(Dataset records)
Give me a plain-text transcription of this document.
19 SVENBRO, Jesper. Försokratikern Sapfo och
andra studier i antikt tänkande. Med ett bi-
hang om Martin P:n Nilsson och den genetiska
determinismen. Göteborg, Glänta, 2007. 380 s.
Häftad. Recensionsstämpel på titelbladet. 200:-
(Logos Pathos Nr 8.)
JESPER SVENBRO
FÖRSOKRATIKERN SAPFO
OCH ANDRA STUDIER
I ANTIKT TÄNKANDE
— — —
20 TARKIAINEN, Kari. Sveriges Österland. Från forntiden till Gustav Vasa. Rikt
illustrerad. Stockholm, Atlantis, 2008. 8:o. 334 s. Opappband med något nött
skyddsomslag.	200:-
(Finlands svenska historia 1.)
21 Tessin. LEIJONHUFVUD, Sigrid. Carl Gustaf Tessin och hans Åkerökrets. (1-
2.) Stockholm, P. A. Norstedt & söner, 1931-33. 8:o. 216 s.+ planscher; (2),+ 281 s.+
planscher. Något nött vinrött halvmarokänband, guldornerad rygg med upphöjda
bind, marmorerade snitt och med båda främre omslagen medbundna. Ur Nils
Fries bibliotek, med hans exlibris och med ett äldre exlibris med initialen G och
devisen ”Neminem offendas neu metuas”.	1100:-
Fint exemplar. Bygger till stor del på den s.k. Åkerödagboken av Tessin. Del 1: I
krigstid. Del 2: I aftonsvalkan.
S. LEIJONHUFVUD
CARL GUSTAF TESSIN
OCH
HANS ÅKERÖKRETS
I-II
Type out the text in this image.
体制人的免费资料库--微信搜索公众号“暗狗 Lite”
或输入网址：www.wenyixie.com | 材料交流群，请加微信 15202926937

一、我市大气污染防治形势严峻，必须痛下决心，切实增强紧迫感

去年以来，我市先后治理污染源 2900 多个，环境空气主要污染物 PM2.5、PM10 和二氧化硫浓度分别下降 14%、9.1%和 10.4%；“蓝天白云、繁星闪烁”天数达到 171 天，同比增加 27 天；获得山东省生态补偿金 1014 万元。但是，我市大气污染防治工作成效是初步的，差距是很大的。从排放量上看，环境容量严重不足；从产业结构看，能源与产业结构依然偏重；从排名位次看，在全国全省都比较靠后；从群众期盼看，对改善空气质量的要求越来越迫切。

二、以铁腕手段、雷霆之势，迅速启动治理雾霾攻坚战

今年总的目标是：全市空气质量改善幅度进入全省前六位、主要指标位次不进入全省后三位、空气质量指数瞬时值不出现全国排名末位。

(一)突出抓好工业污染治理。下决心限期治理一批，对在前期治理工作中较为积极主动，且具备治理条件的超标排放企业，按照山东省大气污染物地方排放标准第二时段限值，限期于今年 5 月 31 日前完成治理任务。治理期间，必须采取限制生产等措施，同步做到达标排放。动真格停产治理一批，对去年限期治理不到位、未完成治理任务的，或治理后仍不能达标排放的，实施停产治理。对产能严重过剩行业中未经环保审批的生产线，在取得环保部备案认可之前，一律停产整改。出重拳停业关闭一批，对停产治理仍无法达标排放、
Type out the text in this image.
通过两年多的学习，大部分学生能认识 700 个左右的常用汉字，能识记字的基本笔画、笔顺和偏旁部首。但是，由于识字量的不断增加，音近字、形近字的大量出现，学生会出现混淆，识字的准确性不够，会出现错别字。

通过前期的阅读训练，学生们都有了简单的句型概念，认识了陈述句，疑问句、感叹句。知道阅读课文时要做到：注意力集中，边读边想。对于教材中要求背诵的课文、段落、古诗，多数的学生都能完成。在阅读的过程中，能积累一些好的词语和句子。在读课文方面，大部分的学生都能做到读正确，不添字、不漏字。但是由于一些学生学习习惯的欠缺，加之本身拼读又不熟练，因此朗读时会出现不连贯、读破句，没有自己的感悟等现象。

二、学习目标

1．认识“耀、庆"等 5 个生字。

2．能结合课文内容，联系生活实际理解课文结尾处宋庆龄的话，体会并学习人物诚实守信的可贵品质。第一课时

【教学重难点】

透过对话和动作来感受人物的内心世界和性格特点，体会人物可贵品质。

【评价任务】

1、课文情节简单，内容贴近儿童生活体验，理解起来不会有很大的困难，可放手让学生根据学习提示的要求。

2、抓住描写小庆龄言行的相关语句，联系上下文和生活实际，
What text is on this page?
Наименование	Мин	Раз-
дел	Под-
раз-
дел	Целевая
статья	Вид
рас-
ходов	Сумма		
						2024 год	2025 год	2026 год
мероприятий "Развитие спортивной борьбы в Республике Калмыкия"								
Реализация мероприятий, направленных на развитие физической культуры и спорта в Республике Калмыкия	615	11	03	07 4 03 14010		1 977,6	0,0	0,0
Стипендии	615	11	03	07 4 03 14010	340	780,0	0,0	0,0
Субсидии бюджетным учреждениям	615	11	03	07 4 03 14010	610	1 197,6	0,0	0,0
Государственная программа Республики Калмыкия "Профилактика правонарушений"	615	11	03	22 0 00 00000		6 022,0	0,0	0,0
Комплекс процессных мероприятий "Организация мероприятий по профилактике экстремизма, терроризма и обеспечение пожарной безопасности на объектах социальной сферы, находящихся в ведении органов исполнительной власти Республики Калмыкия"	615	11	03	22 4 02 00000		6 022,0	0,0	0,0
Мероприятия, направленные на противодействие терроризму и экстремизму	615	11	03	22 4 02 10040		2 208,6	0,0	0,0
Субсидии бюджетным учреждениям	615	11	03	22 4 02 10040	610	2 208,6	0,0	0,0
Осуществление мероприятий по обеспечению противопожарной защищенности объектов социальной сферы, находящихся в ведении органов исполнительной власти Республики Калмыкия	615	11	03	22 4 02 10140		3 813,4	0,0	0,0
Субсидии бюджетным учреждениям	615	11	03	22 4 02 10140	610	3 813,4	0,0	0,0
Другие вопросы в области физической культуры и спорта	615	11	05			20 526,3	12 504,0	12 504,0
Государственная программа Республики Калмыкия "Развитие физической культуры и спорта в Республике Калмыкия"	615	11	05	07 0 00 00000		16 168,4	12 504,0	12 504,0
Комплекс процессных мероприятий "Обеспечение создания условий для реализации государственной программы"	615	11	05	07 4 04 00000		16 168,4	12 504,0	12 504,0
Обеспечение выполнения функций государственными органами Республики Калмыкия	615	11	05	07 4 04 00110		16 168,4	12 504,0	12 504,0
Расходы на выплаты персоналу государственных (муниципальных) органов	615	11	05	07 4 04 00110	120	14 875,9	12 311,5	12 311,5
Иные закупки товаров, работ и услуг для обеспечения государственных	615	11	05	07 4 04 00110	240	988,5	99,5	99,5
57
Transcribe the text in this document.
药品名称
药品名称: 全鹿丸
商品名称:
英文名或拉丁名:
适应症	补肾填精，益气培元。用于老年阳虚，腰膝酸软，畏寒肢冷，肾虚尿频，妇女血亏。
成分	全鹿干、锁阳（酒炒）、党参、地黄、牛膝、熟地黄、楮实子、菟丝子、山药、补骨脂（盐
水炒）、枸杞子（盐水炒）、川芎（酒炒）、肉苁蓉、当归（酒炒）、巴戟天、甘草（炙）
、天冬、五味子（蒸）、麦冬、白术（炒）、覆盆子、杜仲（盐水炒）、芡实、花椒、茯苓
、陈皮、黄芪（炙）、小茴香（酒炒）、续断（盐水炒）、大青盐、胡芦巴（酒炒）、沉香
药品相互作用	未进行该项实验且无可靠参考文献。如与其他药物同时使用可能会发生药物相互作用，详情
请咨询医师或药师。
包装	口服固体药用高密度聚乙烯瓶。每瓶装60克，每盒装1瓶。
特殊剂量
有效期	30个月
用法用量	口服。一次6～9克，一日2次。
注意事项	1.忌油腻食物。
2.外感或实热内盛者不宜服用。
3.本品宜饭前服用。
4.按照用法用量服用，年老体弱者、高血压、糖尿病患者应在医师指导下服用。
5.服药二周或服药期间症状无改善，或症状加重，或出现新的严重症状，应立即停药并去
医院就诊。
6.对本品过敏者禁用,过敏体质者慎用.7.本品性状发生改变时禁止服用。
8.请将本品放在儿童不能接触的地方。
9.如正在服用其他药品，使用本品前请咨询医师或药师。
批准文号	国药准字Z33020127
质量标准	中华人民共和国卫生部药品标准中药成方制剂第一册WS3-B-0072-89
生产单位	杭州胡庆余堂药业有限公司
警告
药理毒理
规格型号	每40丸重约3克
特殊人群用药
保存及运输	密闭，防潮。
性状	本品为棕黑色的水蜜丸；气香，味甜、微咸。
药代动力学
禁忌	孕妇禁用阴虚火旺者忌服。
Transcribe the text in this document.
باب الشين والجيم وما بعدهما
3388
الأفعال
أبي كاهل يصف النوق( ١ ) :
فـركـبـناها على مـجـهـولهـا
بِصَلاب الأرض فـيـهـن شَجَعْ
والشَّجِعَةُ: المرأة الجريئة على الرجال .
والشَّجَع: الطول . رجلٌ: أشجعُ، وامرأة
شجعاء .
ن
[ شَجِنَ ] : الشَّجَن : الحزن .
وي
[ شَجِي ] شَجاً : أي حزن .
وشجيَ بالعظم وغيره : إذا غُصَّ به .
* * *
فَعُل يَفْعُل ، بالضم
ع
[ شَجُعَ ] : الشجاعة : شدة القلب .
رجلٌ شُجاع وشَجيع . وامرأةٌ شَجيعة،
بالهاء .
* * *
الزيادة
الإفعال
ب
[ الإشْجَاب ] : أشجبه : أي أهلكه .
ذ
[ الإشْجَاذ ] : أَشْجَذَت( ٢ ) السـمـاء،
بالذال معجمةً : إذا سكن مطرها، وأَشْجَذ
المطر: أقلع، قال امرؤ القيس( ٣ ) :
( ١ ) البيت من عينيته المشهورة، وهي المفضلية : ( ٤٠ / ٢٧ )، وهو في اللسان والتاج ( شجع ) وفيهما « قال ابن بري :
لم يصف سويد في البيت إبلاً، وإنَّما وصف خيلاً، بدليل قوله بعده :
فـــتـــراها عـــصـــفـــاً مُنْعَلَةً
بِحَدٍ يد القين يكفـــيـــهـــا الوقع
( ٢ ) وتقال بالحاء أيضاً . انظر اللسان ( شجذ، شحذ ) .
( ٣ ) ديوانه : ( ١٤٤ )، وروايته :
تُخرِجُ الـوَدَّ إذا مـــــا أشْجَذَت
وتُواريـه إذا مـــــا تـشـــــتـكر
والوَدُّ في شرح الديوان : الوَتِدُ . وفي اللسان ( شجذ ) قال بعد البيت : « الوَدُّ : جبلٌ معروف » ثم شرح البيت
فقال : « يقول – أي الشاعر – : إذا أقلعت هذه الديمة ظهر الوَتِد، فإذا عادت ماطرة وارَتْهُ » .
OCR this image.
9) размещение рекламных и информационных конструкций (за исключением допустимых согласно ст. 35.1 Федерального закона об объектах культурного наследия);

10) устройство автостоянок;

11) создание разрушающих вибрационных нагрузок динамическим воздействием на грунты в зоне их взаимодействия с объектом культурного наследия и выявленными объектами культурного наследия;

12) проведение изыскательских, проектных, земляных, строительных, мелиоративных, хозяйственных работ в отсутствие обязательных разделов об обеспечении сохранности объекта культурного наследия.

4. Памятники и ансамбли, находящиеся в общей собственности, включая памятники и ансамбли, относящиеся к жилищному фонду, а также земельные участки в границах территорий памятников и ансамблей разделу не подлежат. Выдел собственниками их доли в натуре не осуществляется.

▶ What needs to be done: Work out how many lines of the material above contain the word "Комплекс", then give only that figure.

▶ Final answer: 2